[GIVEN EXERCISE]: From the listing below, return each line that includes "color".

[MATERIAL PROVIDED]:
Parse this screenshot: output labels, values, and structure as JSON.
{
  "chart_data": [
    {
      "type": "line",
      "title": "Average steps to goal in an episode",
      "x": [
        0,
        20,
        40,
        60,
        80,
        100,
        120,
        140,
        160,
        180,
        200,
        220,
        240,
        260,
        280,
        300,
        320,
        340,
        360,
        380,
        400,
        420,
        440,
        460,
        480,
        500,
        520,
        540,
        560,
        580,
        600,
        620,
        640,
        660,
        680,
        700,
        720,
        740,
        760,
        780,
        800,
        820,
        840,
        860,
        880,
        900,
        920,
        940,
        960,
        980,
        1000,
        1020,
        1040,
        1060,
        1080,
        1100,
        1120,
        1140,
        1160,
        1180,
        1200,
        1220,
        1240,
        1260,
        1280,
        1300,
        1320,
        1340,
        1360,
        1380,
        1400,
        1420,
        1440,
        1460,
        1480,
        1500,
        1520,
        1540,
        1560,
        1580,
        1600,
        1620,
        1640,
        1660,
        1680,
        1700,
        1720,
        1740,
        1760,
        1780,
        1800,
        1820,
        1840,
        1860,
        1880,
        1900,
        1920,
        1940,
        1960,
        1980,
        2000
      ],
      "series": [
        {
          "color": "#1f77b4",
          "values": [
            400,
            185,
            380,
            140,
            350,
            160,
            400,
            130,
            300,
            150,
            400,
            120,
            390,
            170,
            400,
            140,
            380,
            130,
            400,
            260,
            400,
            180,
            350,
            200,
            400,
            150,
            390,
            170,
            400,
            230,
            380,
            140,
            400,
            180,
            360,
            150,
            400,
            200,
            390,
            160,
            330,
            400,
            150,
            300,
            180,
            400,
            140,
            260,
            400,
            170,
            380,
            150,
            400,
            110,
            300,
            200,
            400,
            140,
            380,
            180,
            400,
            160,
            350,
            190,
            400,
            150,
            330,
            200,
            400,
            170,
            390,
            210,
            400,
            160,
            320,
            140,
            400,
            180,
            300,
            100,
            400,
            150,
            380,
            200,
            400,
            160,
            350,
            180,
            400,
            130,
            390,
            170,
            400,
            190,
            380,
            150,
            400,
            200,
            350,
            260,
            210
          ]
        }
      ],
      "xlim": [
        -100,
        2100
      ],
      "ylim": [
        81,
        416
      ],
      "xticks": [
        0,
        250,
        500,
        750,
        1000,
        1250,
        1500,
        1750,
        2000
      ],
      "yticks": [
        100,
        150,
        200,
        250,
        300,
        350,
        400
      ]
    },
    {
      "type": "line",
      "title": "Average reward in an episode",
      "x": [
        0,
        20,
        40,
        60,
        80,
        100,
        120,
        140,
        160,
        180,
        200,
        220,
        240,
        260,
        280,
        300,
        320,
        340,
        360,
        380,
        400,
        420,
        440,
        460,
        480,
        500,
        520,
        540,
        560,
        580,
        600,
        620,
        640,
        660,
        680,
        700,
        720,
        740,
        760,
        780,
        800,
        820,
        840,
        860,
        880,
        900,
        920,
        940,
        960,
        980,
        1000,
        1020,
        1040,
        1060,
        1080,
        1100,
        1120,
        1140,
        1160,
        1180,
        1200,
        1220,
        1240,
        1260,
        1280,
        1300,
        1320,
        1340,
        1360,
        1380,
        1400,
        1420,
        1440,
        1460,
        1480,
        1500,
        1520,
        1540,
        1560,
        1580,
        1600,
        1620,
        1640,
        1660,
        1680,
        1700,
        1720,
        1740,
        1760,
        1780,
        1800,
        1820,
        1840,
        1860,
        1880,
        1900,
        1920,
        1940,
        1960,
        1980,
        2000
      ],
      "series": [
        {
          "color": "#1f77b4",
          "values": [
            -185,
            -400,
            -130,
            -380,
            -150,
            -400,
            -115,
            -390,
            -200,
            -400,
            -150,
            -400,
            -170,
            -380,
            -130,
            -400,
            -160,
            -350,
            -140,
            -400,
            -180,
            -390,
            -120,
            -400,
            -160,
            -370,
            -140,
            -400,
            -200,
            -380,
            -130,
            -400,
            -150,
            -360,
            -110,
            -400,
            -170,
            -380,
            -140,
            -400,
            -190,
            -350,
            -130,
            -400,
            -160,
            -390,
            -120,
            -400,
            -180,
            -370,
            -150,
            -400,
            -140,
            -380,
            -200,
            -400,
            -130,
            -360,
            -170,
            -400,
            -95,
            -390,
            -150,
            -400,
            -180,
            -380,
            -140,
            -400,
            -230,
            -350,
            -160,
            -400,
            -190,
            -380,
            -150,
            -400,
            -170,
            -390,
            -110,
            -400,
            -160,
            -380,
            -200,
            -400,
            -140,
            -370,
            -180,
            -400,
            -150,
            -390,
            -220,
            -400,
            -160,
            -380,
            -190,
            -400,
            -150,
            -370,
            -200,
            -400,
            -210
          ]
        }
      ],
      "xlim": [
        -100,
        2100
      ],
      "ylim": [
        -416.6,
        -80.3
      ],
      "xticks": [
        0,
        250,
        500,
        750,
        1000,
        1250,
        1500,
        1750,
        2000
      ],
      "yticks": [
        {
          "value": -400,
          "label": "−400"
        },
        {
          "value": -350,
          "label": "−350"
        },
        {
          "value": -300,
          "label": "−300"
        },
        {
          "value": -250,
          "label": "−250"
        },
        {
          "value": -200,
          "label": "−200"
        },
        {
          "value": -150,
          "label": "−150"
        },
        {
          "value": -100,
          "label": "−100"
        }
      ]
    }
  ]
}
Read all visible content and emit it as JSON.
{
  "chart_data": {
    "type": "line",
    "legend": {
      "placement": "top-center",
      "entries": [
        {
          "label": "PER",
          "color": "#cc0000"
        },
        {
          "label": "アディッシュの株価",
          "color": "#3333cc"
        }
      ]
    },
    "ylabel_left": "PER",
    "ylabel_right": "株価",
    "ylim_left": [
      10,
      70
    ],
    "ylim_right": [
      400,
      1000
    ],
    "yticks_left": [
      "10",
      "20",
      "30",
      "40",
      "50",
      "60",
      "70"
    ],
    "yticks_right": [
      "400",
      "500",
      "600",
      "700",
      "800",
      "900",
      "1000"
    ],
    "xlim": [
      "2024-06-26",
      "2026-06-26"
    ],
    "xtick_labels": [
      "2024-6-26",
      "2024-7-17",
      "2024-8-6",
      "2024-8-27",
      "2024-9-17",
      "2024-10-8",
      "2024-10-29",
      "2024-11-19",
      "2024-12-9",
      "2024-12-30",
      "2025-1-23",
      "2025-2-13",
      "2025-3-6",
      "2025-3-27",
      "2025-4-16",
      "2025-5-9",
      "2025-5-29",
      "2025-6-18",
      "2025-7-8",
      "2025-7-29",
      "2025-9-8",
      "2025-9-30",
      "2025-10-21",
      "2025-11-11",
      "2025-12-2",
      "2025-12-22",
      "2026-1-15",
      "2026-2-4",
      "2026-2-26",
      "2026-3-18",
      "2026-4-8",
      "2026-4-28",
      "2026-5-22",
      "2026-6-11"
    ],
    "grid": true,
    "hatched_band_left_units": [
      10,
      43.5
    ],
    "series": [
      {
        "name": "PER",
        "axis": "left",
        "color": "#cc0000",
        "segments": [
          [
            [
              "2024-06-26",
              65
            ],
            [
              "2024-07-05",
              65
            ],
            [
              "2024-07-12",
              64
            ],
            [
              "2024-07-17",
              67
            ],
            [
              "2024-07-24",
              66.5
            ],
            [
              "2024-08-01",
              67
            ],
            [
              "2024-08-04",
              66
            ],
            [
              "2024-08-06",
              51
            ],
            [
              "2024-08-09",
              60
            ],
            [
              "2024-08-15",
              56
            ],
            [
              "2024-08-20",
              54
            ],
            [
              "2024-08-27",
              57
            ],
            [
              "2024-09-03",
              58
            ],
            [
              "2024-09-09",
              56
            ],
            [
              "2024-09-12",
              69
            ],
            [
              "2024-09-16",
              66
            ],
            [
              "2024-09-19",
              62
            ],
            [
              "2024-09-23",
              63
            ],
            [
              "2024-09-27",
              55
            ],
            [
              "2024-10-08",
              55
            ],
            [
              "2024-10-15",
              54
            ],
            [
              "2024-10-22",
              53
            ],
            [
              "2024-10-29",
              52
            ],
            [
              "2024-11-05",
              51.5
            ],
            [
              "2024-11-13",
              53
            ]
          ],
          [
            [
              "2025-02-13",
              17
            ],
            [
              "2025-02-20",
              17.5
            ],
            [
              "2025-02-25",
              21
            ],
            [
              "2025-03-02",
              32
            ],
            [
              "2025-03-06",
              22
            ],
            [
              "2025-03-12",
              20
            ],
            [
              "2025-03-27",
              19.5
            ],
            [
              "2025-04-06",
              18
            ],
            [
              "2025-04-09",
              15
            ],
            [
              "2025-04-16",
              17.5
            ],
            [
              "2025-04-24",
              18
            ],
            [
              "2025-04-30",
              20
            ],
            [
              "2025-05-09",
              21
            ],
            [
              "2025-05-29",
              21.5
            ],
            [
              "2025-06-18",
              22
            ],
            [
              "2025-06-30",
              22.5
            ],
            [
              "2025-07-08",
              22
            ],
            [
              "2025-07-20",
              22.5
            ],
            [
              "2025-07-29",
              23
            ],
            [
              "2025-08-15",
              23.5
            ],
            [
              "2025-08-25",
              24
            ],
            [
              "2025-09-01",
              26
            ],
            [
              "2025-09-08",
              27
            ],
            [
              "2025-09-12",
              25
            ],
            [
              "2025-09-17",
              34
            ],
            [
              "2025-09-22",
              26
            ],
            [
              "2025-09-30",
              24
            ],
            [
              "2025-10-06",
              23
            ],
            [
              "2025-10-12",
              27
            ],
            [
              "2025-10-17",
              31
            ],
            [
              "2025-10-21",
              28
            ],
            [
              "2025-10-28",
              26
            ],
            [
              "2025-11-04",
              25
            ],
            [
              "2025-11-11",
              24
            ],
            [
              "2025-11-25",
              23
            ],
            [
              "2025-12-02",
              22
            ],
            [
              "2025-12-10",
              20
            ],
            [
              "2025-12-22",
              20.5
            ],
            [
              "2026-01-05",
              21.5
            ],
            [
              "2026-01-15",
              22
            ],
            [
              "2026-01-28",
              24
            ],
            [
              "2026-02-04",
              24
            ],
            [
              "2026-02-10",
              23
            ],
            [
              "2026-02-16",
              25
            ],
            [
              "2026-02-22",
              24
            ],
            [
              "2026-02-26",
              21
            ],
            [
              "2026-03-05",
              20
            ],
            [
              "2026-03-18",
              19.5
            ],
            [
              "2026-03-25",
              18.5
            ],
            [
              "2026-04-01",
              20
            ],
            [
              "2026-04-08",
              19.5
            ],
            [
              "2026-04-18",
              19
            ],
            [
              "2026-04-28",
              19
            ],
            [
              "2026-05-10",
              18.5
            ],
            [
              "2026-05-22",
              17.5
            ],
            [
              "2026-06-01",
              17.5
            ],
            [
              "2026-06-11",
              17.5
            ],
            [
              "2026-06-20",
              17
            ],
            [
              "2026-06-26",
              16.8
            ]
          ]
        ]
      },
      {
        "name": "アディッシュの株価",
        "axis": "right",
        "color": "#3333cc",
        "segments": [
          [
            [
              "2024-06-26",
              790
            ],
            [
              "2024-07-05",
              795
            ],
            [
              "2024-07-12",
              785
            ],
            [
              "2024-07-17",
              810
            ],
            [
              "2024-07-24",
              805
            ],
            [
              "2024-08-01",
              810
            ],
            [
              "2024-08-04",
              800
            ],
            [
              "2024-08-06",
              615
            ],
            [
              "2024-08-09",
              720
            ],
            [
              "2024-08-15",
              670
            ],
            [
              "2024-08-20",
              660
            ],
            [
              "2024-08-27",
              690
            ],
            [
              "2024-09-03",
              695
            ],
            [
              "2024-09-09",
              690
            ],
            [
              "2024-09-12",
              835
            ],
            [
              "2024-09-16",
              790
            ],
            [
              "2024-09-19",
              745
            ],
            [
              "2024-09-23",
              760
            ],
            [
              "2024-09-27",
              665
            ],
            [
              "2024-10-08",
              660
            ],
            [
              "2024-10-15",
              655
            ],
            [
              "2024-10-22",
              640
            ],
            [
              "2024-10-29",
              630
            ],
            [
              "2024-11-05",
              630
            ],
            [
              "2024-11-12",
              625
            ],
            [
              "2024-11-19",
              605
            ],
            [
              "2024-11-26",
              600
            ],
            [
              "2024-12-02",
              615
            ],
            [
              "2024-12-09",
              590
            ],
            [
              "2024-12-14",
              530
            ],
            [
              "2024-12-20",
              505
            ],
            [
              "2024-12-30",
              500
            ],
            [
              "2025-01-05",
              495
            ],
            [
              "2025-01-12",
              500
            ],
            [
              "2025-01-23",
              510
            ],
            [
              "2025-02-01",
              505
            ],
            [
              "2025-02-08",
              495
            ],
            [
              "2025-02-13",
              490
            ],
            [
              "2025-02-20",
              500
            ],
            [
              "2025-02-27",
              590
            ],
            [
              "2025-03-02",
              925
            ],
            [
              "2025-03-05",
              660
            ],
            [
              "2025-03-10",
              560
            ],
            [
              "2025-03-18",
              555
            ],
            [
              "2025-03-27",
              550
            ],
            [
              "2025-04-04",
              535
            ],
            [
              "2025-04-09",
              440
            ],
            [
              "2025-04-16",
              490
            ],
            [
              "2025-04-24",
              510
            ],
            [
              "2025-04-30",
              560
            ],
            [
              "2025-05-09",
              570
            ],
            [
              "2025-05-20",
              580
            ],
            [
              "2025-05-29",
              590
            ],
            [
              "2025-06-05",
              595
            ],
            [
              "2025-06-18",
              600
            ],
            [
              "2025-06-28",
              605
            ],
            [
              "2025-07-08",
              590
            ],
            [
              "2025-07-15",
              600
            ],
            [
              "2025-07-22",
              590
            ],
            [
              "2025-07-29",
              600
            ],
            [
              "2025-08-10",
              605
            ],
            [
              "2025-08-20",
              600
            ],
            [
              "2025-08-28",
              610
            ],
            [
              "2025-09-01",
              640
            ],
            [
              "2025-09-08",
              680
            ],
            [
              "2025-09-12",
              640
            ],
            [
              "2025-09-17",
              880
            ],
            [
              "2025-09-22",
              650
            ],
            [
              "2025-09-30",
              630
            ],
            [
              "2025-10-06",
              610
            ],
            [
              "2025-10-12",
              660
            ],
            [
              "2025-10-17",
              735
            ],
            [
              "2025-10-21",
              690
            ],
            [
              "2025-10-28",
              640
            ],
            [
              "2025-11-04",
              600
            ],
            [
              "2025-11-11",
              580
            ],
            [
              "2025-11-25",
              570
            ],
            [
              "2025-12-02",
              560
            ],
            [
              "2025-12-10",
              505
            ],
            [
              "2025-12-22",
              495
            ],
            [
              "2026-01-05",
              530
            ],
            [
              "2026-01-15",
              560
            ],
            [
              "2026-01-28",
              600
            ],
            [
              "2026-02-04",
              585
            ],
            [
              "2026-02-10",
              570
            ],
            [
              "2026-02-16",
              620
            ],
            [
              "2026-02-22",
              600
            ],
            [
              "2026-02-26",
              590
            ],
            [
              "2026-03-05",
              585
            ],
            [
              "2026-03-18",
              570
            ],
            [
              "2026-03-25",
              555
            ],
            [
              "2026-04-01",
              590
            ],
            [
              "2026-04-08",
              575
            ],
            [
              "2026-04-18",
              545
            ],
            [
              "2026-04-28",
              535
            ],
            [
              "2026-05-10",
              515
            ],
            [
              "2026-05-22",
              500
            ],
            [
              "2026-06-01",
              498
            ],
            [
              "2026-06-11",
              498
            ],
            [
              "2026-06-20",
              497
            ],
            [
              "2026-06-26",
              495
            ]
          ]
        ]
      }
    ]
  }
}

[EXPECTED OUTPUT]:
          "color": "#1f77b4",
          "color": "#1f77b4",
          "color": "#cc0000"
          "color": "#3333cc"
        "color": "#cc0000",
        "color": "#3333cc",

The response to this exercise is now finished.